### REQUIREMENT
Copy every line in which the string "Baton" occurs.
Start of EXERCISE DATA
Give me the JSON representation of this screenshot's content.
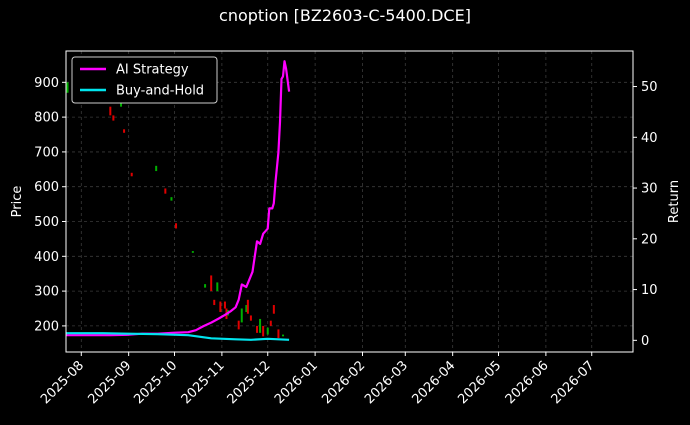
{
  "chart_data": {
    "type": "line",
    "title": "cnoption [BZ2603-C-5400.DCE]",
    "ylabel_left": "Price",
    "ylabel_right": "Return",
    "xlabel": "",
    "x_ticks": [
      "2025-08",
      "2025-09",
      "2025-10",
      "2025-11",
      "2025-12",
      "2026-01",
      "2026-02",
      "2026-03",
      "2026-04",
      "2026-05",
      "2026-06",
      "2026-07"
    ],
    "xlim": [
      "2025-07-22",
      "2026-07-28"
    ],
    "ylim_left": [
      125,
      990
    ],
    "yticks_left": [
      200,
      300,
      400,
      500,
      600,
      700,
      800,
      900
    ],
    "ylim_right": [
      -2.3,
      57
    ],
    "yticks_right": [
      0,
      10,
      20,
      30,
      40,
      50
    ],
    "grid": true,
    "legend_position": "top-left",
    "colors": {
      "background": "#000000",
      "up_candle": "#00b000",
      "down_candle": "#e00000",
      "strategy": "#ff00ff",
      "buy_hold": "#00e5ee",
      "grid": "#3a3a3a"
    },
    "series": [
      {
        "name": "AI Strategy",
        "axis": "right",
        "points": [
          [
            "2025-07-22",
            1.0
          ],
          [
            "2025-08-05",
            1.0
          ],
          [
            "2025-08-20",
            1.0
          ],
          [
            "2025-09-01",
            1.1
          ],
          [
            "2025-09-10",
            1.3
          ],
          [
            "2025-09-20",
            1.3
          ],
          [
            "2025-10-01",
            1.5
          ],
          [
            "2025-10-10",
            1.6
          ],
          [
            "2025-10-15",
            2.0
          ],
          [
            "2025-10-20",
            2.8
          ],
          [
            "2025-10-25",
            3.5
          ],
          [
            "2025-10-30",
            4.3
          ],
          [
            "2025-11-03",
            5.0
          ],
          [
            "2025-11-07",
            5.8
          ],
          [
            "2025-11-10",
            6.5
          ],
          [
            "2025-11-12",
            8.0
          ],
          [
            "2025-11-14",
            11.0
          ],
          [
            "2025-11-17",
            10.5
          ],
          [
            "2025-11-19",
            12.0
          ],
          [
            "2025-11-21",
            13.5
          ],
          [
            "2025-11-24",
            19.5
          ],
          [
            "2025-11-26",
            19.0
          ],
          [
            "2025-11-28",
            21.0
          ],
          [
            "2025-12-01",
            22.0
          ],
          [
            "2025-12-02",
            26.0
          ],
          [
            "2025-12-04",
            26.0
          ],
          [
            "2025-12-05",
            27.0
          ],
          [
            "2025-12-06",
            31.0
          ],
          [
            "2025-12-08",
            37.0
          ],
          [
            "2025-12-09",
            43.0
          ],
          [
            "2025-12-10",
            51.5
          ],
          [
            "2025-12-11",
            52.0
          ],
          [
            "2025-12-12",
            55.0
          ],
          [
            "2025-12-13",
            53.5
          ],
          [
            "2025-12-15",
            49.0
          ]
        ]
      },
      {
        "name": "Buy-and-Hold",
        "axis": "right",
        "points": [
          [
            "2025-07-22",
            1.4
          ],
          [
            "2025-08-15",
            1.4
          ],
          [
            "2025-09-01",
            1.3
          ],
          [
            "2025-09-20",
            1.2
          ],
          [
            "2025-10-10",
            1.0
          ],
          [
            "2025-10-25",
            0.4
          ],
          [
            "2025-11-10",
            0.2
          ],
          [
            "2025-11-20",
            0.1
          ],
          [
            "2025-12-01",
            0.3
          ],
          [
            "2025-12-15",
            0.1
          ]
        ]
      }
    ],
    "candles": [
      [
        "2025-07-23",
        870,
        900
      ],
      [
        "2025-08-20",
        830,
        805
      ],
      [
        "2025-08-22",
        805,
        790
      ],
      [
        "2025-08-27",
        830,
        860
      ],
      [
        "2025-08-29",
        765,
        755
      ],
      [
        "2025-09-03",
        640,
        630
      ],
      [
        "2025-09-19",
        645,
        660
      ],
      [
        "2025-09-25",
        595,
        580
      ],
      [
        "2025-09-29",
        560,
        570
      ],
      [
        "2025-10-02",
        495,
        480
      ],
      [
        "2025-10-13",
        410,
        415
      ],
      [
        "2025-10-21",
        310,
        320
      ],
      [
        "2025-10-25",
        345,
        300
      ],
      [
        "2025-10-27",
        275,
        260
      ],
      [
        "2025-10-29",
        300,
        325
      ],
      [
        "2025-10-31",
        270,
        240
      ],
      [
        "2025-11-03",
        270,
        250
      ],
      [
        "2025-11-04",
        250,
        220
      ],
      [
        "2025-11-05",
        230,
        245
      ],
      [
        "2025-11-12",
        215,
        190
      ],
      [
        "2025-11-14",
        210,
        250
      ],
      [
        "2025-11-17",
        240,
        260
      ],
      [
        "2025-11-18",
        275,
        235
      ],
      [
        "2025-11-20",
        230,
        215
      ],
      [
        "2025-11-24",
        200,
        180
      ],
      [
        "2025-11-26",
        180,
        220
      ],
      [
        "2025-11-28",
        200,
        170
      ],
      [
        "2025-12-01",
        175,
        195
      ],
      [
        "2025-12-03",
        215,
        200
      ],
      [
        "2025-12-05",
        260,
        235
      ],
      [
        "2025-12-08",
        190,
        165
      ],
      [
        "2025-12-11",
        170,
        175
      ]
    ]
  }
}
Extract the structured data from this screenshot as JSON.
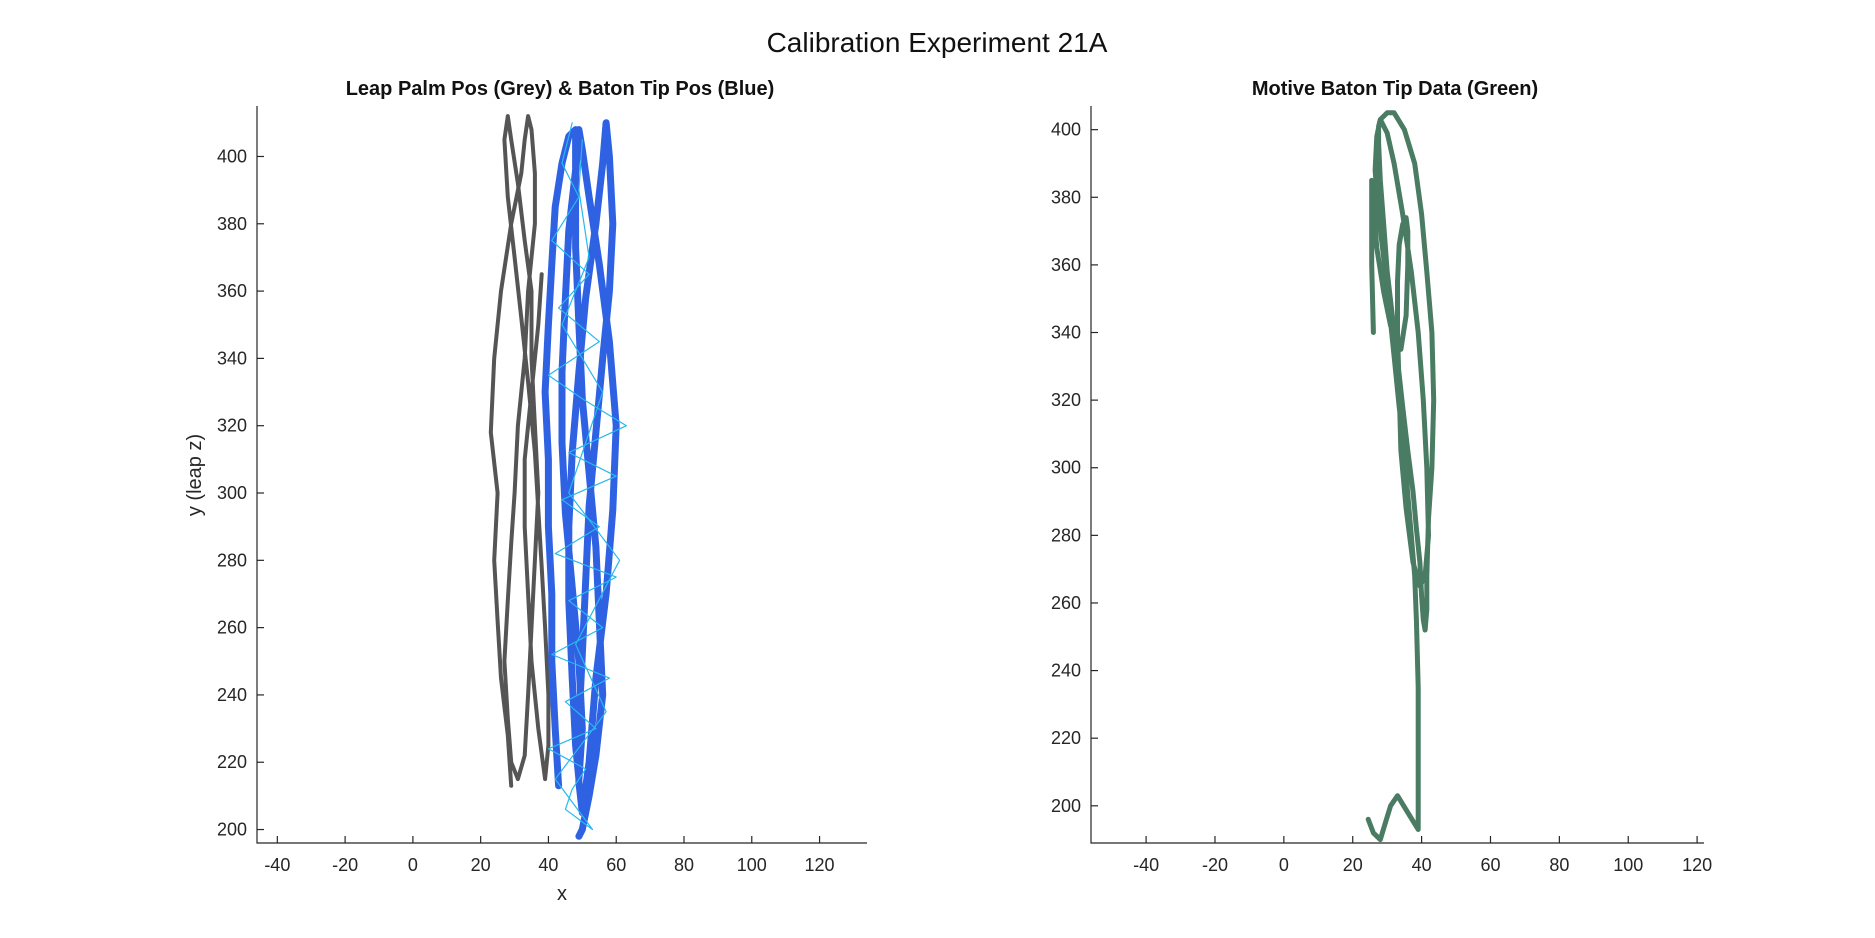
{
  "figure": {
    "title": "Calibration Experiment 21A"
  },
  "chart_data": [
    {
      "type": "line",
      "title": "Leap Palm Pos (Grey) & Baton Tip Pos (Blue)",
      "xlabel": "x",
      "ylabel": "y (leap z)",
      "xlim": [
        -46,
        134
      ],
      "ylim": [
        196,
        415
      ],
      "xticks": [
        -40,
        -20,
        0,
        20,
        40,
        60,
        80,
        100,
        120
      ],
      "yticks": [
        200,
        220,
        240,
        260,
        280,
        300,
        320,
        340,
        360,
        380,
        400
      ],
      "grid": false,
      "series": [
        {
          "color": "#555555",
          "width": 4,
          "x": [
            29,
            28,
            26,
            25,
            24,
            25,
            23,
            24,
            26,
            29,
            32,
            33,
            34,
            35,
            36,
            36,
            34,
            33,
            31,
            30,
            29,
            28,
            27,
            28,
            29,
            31,
            33,
            34,
            35,
            36,
            37,
            36,
            35,
            35,
            33,
            31,
            29,
            28,
            27,
            28,
            30,
            32,
            34,
            36,
            37,
            38,
            39,
            40,
            40,
            39,
            37,
            35,
            34,
            33,
            33,
            35,
            37,
            38
          ],
          "y": [
            213,
            228,
            245,
            262,
            280,
            300,
            318,
            340,
            360,
            380,
            395,
            405,
            412,
            408,
            395,
            380,
            360,
            340,
            320,
            300,
            285,
            268,
            250,
            233,
            220,
            215,
            222,
            240,
            260,
            280,
            300,
            320,
            340,
            360,
            375,
            392,
            405,
            412,
            405,
            388,
            370,
            352,
            333,
            312,
            295,
            278,
            260,
            240,
            225,
            215,
            230,
            250,
            270,
            290,
            310,
            330,
            350,
            365
          ]
        },
        {
          "color": "#2f62e3",
          "width": 7,
          "x": [
            43,
            42,
            41,
            41,
            40,
            40,
            39,
            40,
            41,
            42,
            44,
            46,
            48,
            48,
            46,
            45,
            44,
            44,
            45,
            47,
            49,
            50,
            49,
            48,
            47,
            46,
            46,
            47,
            49,
            51,
            54,
            56,
            57,
            58,
            59,
            58,
            56,
            54,
            52,
            51,
            50,
            49,
            49,
            50,
            52,
            54,
            57,
            59,
            60,
            58,
            55,
            52,
            50,
            49,
            48,
            48,
            49,
            50,
            52,
            54,
            55,
            56,
            54,
            52,
            50,
            49
          ],
          "y": [
            213,
            230,
            250,
            270,
            290,
            310,
            330,
            350,
            368,
            385,
            398,
            406,
            408,
            396,
            378,
            358,
            336,
            315,
            294,
            272,
            250,
            230,
            215,
            225,
            245,
            268,
            290,
            312,
            336,
            358,
            380,
            398,
            410,
            400,
            380,
            360,
            340,
            318,
            296,
            274,
            252,
            232,
            214,
            205,
            220,
            245,
            270,
            295,
            320,
            345,
            368,
            388,
            402,
            408,
            395,
            373,
            350,
            328,
            306,
            284,
            262,
            240,
            222,
            210,
            200,
            198
          ]
        },
        {
          "color": "#27b8ee",
          "width": 1.2,
          "x": [
            47,
            44,
            49,
            41,
            52,
            43,
            55,
            40,
            50,
            63,
            46,
            60,
            44,
            55,
            42,
            60,
            46,
            56,
            41,
            58,
            45,
            54,
            40,
            51,
            47,
            45,
            53,
            42,
            57,
            48,
            61,
            46,
            56,
            44,
            52,
            49,
            50
          ],
          "y": [
            410,
            398,
            388,
            375,
            365,
            355,
            345,
            335,
            328,
            320,
            312,
            305,
            298,
            290,
            282,
            275,
            268,
            260,
            252,
            245,
            238,
            230,
            224,
            218,
            212,
            206,
            200,
            215,
            235,
            255,
            280,
            300,
            330,
            350,
            370,
            390,
            405
          ]
        }
      ]
    },
    {
      "type": "line",
      "title": "Motive Baton Tip Data (Green)",
      "xlabel": "",
      "ylabel": "",
      "xlim": [
        -56,
        122
      ],
      "ylim": [
        189,
        407
      ],
      "xticks": [
        -40,
        -20,
        0,
        20,
        40,
        60,
        80,
        100,
        120
      ],
      "yticks": [
        200,
        220,
        240,
        260,
        280,
        300,
        320,
        340,
        360,
        380,
        400
      ],
      "grid": false,
      "series": [
        {
          "color": "#4a7b63",
          "width": 5,
          "x": [
            24.5,
            26,
            28,
            29.5,
            31,
            33,
            36,
            39,
            39,
            39,
            39,
            38.5,
            38,
            37,
            36,
            35,
            33.5,
            32,
            30.5,
            29,
            27.5,
            26.5,
            27,
            28,
            30,
            32,
            35,
            38,
            40,
            41.5,
            43,
            43.5,
            43,
            42,
            41.5,
            41.5,
            41,
            40.5,
            40,
            39.5,
            38.5,
            37.5,
            36,
            34.5,
            33,
            31.5,
            30,
            29,
            28,
            27.5,
            27.5,
            28,
            30,
            32,
            34.5,
            37,
            39,
            40.5,
            41.5,
            42,
            41,
            39.5,
            37.5,
            35.5,
            34,
            33.5,
            33,
            33,
            33.5,
            34.5,
            35.5,
            36,
            36,
            35.5,
            34,
            31,
            29,
            27,
            26,
            25.5,
            25.5,
            25.5,
            26
          ],
          "y": [
            196,
            192,
            190,
            195,
            200,
            203,
            198,
            193,
            200,
            215,
            235,
            255,
            268,
            280,
            292,
            305,
            318,
            333,
            348,
            362,
            375,
            388,
            398,
            403,
            405,
            405,
            400,
            390,
            375,
            358,
            340,
            320,
            300,
            285,
            268,
            258,
            252,
            255,
            262,
            272,
            282,
            293,
            305,
            318,
            332,
            345,
            358,
            372,
            385,
            396,
            401,
            403,
            399,
            390,
            375,
            358,
            340,
            320,
            300,
            280,
            268,
            265,
            272,
            288,
            305,
            323,
            340,
            355,
            366,
            372,
            374,
            370,
            360,
            345,
            335,
            342,
            352,
            365,
            378,
            385,
            378,
            360,
            340
          ]
        }
      ]
    }
  ]
}
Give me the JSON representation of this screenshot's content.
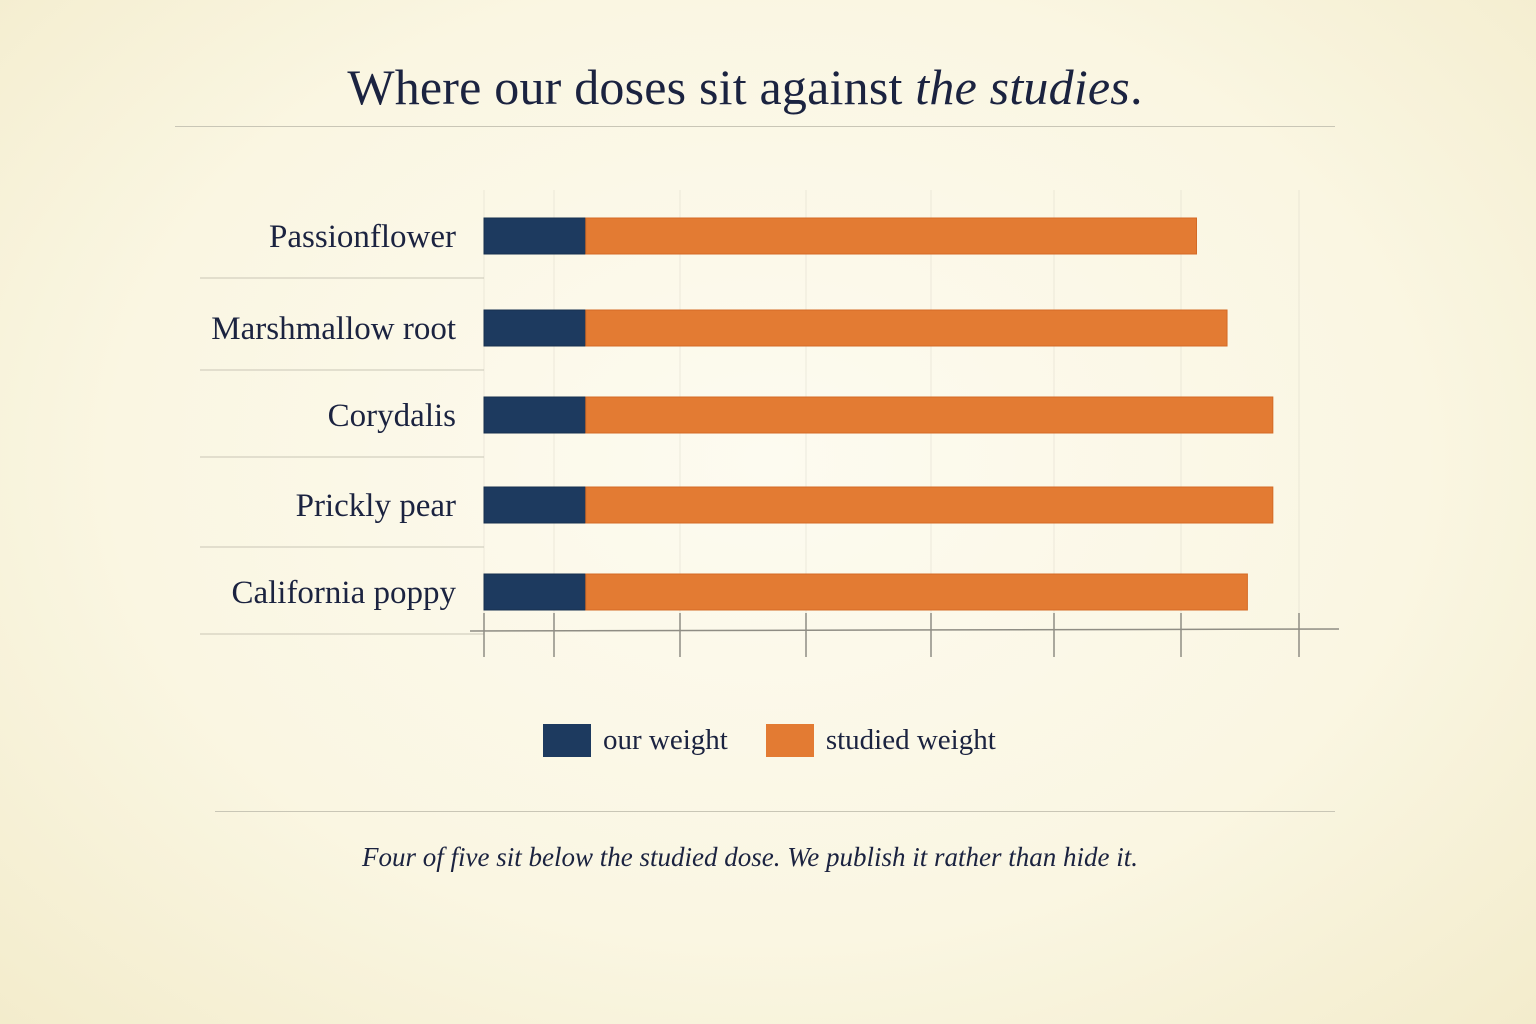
End of EXERCISE DATA
### COMPLETED TASK
      "title": "Leap Palm Pos (Grey) & Baton Tip Pos (Blue)",
      "title": "Motive Baton Tip Data (Green)",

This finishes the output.